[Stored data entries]
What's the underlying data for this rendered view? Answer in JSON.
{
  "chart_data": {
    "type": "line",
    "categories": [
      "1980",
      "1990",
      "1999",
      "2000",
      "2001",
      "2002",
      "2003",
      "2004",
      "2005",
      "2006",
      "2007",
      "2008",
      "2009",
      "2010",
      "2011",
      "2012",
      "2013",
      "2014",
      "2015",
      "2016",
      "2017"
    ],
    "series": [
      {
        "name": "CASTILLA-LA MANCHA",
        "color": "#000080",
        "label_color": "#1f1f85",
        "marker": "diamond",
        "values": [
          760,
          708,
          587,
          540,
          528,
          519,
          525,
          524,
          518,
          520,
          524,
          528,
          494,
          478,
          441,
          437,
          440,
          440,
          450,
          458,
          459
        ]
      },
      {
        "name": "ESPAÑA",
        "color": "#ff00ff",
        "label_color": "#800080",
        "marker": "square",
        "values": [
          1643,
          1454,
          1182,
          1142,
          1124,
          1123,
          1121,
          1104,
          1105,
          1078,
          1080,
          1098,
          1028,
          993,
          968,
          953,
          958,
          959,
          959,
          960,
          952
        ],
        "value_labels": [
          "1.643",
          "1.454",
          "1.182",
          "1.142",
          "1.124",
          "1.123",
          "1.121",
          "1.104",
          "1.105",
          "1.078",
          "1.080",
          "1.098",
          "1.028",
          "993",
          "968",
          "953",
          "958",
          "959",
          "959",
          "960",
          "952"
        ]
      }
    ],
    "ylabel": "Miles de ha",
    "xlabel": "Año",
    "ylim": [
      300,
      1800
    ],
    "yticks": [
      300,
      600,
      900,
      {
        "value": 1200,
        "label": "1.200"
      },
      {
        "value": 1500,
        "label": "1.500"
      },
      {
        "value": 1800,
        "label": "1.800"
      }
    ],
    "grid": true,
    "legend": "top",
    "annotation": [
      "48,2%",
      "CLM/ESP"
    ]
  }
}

- **What you should do**
Pull out each line of the listing that holds the string "name".

- **Written response**
        "name": "CASTILLA-LA MANCHA",
        "name": "ESPAÑA",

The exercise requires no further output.